**The data:**
+++++
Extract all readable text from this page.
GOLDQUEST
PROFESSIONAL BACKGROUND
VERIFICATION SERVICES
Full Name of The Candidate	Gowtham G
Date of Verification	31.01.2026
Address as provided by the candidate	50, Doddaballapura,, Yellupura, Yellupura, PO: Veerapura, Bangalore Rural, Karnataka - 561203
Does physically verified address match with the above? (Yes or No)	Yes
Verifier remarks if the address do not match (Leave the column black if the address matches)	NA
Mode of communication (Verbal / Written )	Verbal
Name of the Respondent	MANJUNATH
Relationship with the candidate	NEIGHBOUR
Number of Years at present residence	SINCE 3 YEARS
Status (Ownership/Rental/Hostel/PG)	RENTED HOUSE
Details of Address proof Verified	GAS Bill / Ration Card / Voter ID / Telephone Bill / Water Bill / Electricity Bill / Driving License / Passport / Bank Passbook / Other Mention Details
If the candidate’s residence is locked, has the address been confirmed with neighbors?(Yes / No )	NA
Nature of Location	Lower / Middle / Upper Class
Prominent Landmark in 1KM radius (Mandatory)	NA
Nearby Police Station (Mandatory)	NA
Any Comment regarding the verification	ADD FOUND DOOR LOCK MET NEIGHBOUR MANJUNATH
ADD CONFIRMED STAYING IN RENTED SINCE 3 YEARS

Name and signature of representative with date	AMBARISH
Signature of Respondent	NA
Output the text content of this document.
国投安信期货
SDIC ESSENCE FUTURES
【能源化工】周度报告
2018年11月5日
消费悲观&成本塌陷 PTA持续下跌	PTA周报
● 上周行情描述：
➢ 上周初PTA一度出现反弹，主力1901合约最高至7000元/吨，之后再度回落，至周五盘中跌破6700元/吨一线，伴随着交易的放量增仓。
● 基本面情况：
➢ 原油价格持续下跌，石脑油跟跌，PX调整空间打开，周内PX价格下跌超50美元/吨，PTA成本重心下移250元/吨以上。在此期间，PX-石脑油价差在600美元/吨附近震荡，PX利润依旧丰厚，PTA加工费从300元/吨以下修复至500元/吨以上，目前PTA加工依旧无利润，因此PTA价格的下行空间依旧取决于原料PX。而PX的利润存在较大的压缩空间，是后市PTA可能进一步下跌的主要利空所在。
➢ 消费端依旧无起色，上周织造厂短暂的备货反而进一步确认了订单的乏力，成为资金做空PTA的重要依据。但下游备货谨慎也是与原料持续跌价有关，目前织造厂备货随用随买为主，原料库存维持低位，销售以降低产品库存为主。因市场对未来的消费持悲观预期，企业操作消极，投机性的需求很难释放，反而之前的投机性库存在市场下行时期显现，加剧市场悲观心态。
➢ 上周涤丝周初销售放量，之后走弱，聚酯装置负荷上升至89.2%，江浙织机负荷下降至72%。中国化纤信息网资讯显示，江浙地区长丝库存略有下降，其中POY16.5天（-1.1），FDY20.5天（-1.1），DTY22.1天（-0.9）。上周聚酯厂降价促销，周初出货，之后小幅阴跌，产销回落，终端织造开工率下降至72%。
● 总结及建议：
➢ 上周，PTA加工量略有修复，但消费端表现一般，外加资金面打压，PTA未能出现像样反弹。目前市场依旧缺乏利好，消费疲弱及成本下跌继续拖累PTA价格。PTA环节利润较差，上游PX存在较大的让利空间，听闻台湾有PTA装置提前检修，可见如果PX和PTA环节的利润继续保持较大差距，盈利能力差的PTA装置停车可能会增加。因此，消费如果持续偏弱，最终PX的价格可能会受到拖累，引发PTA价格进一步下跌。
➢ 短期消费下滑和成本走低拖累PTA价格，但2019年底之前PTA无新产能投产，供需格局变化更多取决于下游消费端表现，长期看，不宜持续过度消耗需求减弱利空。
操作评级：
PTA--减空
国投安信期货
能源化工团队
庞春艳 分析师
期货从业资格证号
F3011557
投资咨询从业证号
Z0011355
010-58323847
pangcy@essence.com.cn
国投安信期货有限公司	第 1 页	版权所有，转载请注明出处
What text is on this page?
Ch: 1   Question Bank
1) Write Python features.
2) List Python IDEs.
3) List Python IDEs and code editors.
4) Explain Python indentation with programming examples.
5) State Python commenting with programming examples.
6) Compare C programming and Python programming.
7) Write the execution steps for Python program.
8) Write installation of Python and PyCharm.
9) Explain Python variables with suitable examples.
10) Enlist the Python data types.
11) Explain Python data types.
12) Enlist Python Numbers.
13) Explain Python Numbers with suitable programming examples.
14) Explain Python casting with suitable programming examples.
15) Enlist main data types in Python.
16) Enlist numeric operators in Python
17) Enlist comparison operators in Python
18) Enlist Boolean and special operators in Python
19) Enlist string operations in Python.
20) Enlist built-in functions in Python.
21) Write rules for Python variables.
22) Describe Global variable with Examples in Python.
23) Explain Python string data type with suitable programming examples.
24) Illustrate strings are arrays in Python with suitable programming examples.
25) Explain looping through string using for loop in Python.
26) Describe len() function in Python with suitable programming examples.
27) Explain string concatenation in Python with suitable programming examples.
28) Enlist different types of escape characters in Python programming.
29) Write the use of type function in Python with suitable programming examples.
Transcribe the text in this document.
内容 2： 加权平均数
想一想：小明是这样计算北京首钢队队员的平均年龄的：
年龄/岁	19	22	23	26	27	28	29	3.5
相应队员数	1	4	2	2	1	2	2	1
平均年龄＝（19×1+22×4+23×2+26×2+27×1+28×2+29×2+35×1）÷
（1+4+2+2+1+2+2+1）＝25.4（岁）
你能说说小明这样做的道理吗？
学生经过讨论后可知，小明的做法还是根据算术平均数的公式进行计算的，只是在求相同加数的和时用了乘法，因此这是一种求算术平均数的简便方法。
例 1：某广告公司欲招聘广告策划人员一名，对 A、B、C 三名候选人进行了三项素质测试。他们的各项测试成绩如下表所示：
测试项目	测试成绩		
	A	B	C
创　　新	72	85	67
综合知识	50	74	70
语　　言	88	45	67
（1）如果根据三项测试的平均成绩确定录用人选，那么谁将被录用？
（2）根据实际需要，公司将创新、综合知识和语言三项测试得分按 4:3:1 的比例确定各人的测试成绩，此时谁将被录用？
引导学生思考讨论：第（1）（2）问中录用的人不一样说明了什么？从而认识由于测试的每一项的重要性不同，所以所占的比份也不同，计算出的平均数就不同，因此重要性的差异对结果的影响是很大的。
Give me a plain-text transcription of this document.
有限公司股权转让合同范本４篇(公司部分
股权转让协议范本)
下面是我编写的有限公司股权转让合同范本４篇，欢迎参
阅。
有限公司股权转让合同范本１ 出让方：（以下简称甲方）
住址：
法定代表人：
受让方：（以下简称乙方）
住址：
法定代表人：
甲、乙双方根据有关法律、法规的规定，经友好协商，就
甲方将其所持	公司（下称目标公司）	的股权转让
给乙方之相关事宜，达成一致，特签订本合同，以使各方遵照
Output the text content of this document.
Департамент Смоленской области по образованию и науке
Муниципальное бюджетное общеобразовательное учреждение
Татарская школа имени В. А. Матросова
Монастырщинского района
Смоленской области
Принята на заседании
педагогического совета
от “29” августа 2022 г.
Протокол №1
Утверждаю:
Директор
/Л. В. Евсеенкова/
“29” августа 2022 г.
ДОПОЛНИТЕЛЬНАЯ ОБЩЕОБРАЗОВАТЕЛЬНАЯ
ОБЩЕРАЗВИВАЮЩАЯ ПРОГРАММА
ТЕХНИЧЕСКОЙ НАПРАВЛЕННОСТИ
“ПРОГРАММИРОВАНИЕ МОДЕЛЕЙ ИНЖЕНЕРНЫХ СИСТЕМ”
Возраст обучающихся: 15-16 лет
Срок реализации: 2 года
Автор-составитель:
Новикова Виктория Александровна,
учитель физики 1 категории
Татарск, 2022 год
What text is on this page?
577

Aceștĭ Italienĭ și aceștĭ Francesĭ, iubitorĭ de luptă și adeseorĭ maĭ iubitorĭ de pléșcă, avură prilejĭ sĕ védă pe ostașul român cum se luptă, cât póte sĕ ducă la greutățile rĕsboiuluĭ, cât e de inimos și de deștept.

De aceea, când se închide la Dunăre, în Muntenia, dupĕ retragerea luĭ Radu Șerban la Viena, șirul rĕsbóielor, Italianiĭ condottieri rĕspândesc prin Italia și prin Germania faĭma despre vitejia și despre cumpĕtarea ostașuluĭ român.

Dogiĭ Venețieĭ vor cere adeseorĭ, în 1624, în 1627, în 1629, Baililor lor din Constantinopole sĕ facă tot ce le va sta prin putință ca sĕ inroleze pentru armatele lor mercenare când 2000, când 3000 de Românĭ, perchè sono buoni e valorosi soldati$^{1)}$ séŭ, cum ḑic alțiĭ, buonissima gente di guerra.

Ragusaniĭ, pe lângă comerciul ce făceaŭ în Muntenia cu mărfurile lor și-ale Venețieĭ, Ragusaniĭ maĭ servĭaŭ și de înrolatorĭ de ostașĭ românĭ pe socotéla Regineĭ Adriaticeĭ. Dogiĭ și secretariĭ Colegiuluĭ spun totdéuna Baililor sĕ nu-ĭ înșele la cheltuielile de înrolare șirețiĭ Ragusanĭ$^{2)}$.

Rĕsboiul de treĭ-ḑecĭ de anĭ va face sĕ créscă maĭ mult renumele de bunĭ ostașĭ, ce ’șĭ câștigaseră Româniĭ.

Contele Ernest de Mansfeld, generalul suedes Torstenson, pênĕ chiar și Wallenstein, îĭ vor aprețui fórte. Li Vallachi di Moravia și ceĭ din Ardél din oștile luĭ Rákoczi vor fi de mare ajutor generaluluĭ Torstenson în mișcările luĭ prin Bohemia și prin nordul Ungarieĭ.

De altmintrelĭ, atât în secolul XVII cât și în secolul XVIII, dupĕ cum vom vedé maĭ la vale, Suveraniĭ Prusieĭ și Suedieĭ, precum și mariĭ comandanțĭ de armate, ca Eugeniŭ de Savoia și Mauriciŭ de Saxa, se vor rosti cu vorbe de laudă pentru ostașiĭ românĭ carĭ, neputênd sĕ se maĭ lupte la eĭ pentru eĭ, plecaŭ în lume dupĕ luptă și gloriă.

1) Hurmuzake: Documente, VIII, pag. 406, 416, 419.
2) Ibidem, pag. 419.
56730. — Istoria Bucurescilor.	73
+++++
In the records above, find each line that holds the word "types"; copy all such lines.

**The answer:**
10) Enlist the Python data types.
11) Explain Python data types.
15) Enlist main data types in Python.
28) Enlist different types of escape characters in Python programming.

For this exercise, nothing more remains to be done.